GIVEN INFORMATION:
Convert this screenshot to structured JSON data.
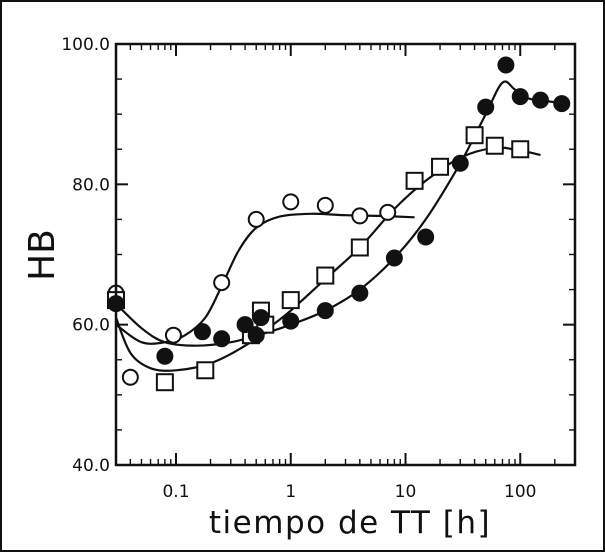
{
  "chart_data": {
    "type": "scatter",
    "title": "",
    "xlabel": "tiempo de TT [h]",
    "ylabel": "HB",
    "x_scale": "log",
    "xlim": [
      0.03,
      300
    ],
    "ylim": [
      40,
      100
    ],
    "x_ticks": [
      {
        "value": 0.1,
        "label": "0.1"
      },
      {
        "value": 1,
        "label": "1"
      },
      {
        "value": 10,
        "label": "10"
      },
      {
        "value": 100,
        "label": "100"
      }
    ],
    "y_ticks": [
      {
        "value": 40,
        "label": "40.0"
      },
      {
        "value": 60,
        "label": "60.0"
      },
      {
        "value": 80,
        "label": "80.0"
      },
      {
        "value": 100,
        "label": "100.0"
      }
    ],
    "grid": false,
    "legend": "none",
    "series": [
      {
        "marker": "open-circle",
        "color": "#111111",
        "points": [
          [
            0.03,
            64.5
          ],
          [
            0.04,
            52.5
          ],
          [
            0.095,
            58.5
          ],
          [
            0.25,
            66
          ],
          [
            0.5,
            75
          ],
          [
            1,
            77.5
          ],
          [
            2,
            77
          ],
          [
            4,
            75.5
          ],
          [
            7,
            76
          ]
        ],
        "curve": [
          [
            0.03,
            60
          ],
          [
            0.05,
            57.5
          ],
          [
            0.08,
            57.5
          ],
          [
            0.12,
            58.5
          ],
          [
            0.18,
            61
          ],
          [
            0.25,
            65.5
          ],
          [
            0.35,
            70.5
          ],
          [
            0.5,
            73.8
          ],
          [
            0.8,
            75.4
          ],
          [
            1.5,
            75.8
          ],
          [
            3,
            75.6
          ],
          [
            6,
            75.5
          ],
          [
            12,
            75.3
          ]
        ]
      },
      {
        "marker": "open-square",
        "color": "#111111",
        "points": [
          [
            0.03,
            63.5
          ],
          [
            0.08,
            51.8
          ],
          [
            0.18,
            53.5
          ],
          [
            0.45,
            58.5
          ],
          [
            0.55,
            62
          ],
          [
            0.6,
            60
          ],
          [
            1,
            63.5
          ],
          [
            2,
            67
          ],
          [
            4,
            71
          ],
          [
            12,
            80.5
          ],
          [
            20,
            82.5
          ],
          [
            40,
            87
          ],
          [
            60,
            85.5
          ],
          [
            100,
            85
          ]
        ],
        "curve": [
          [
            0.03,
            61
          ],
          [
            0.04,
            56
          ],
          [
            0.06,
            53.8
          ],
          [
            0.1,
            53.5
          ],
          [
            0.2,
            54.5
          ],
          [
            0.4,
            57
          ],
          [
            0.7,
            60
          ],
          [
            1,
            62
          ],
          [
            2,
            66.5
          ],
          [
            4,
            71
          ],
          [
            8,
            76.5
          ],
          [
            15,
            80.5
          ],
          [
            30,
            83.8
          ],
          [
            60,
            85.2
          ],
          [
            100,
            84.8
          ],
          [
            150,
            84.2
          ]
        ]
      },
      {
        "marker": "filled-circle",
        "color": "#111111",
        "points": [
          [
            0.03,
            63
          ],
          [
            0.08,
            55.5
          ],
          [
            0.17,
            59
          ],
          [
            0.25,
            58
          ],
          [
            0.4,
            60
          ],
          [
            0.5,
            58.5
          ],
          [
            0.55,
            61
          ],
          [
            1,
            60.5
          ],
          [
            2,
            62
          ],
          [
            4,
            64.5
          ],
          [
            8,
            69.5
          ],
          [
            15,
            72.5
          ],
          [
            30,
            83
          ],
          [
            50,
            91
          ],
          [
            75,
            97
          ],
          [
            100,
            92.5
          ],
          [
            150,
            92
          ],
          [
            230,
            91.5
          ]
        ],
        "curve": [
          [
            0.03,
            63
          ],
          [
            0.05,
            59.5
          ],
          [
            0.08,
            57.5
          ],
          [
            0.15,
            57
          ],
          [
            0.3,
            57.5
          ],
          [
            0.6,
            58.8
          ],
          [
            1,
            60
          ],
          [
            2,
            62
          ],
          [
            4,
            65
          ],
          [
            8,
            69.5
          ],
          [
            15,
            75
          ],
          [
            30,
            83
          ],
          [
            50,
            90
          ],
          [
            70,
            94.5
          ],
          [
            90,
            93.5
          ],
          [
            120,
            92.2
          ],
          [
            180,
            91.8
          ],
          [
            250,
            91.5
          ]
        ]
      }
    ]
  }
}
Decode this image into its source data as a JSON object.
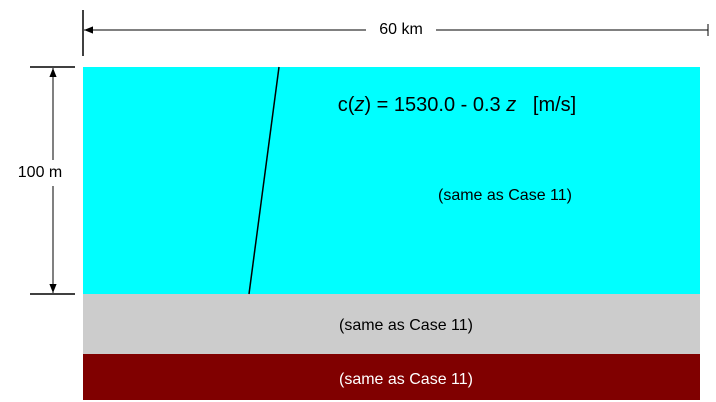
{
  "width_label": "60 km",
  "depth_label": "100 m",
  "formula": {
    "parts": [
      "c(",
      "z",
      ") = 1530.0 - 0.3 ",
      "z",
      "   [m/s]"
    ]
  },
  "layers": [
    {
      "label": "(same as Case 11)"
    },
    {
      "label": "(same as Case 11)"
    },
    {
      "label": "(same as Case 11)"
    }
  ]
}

WHAT IS BEING ASKED: Retype every entry verbatim and exclude the pictures from the copy.

RESULT OF THIS TASK:
Convert this screenshot to structured JSON data.
{
  "chart_data": {
    "type": "scatter",
    "title": "",
    "xlabel": "tiempo de TT [h]",
    "ylabel": "HB",
    "x_scale": "log",
    "xlim": [
      0.03,
      300
    ],
    "ylim": [
      40,
      100
    ],
    "x_ticks": [
      {
        "value": 0.1,
        "label": "0.1"
      },
      {
        "value": 1,
        "label": "1"
      },
      {
        "value": 10,
        "label": "10"
      },
      {
        "value": 100,
        "label": "100"
      }
    ],
    "y_ticks": [
      {
        "value": 40,
        "label": "40.0"
      },
      {
        "value": 60,
        "label": "60.0"
      },
      {
        "value": 80,
        "label": "80.0"
      },
      {
        "value": 100,
        "label": "100.0"
      }
    ],
    "grid": false,
    "legend": "none",
    "series": [
      {
        "marker": "open-circle",
        "color": "#111111",
        "points": [
          [
            0.03,
            64.5
          ],
          [
            0.04,
            52.5
          ],
          [
            0.095,
            58.5
          ],
          [
            0.25,
            66
          ],
          [
            0.5,
            75
          ],
          [
            1,
            77.5
          ],
          [
            2,
            77
          ],
          [
            4,
            75.5
          ],
          [
            7,
            76
          ]
        ],
        "curve": [
          [
            0.03,
            60
          ],
          [
            0.05,
            57.5
          ],
          [
            0.08,
            57.5
          ],
          [
            0.12,
            58.5
          ],
          [
            0.18,
            61
          ],
          [
            0.25,
            65.5
          ],
          [
            0.35,
            70.5
          ],
          [
            0.5,
            73.8
          ],
          [
            0.8,
            75.4
          ],
          [
            1.5,
            75.8
          ],
          [
            3,
            75.6
          ],
          [
            6,
            75.5
          ],
          [
            12,
            75.3
          ]
        ]
      },
      {
        "marker": "open-square",
        "color": "#111111",
        "points": [
          [
            0.03,
            63.5
          ],
          [
            0.08,
            51.8
          ],
          [
            0.18,
            53.5
          ],
          [
            0.45,
            58.5
          ],
          [
            0.55,
            62
          ],
          [
            0.6,
            60
          ],
          [
            1,
            63.5
          ],
          [
            2,
            67
          ],
          [
            4,
            71
          ],
          [
            12,
            80.5
          ],
          [
            20,
            82.5
          ],
          [
            40,
            87
          ],
          [
            60,
            85.5
          ],
          [
            100,
            85
          ]
        ],
        "curve": [
          [
            0.03,
            61
          ],
          [
            0.04,
            56
          ],
          [
            0.06,
            53.8
          ],
          [
            0.1,
            53.5
          ],
          [
            0.2,
            54.5
          ],
          [
            0.4,
            57
          ],
          [
            0.7,
            60
          ],
          [
            1,
            62
          ],
          [
            2,
            66.5
          ],
          [
            4,
            71
          ],
          [
            8,
            76.5
          ],
          [
            15,
            80.5
          ],
          [
            30,
            83.8
          ],
          [
            60,
            85.2
          ],
          [
            100,
            84.8
          ],
          [
            150,
            84.2
          ]
        ]
      },
      {
        "marker": "filled-circle",
        "color": "#111111",
        "points": [
          [
            0.03,
            63
          ],
          [
            0.08,
            55.5
          ],
          [
            0.17,
            59
          ],
          [
            0.25,
            58
          ],
          [
            0.4,
            60
          ],
          [
            0.5,
            58.5
          ],
          [
            0.55,
            61
          ],
          [
            1,
            60.5
          ],
          [
            2,
            62
          ],
          [
            4,
            64.5
          ],
          [
            8,
            69.5
          ],
          [
            15,
            72.5
          ],
          [
            30,
            83
          ],
          [
            50,
            91
          ],
          [
            75,
            97
          ],
          [
            100,
            92.5
          ],
          [
            150,
            92
          ],
          [
            230,
            91.5
          ]
        ],
        "curve": [
          [
            0.03,
            63
          ],
          [
            0.05,
            59.5
          ],
          [
            0.08,
            57.5
          ],
          [
            0.15,
            57
          ],
          [
            0.3,
            57.5
          ],
          [
            0.6,
            58.8
          ],
          [
            1,
            60
          ],
          [
            2,
            62
          ],
          [
            4,
            65
          ],
          [
            8,
            69.5
          ],
          [
            15,
            75
          ],
          [
            30,
            83
          ],
          [
            50,
            90
          ],
          [
            70,
            94.5
          ],
          [
            90,
            93.5
          ],
          [
            120,
            92.2
          ],
          [
            180,
            91.8
          ],
          [
            250,
            91.5
          ]
        ]
      }
    ]
  }
}
Decode this image into its source data as a JSON object.
{
  "width_label": "60 km",
  "depth_label": "100 m",
  "formula": {
    "parts": [
      "c(",
      "z",
      ") = 1530.0 - 0.3 ",
      "z",
      "   [m/s]"
    ]
  },
  "layers": [
    {
      "label": "(same as Case 11)"
    },
    {
      "label": "(same as Case 11)"
    },
    {
      "label": "(same as Case 11)"
    }
  ]
}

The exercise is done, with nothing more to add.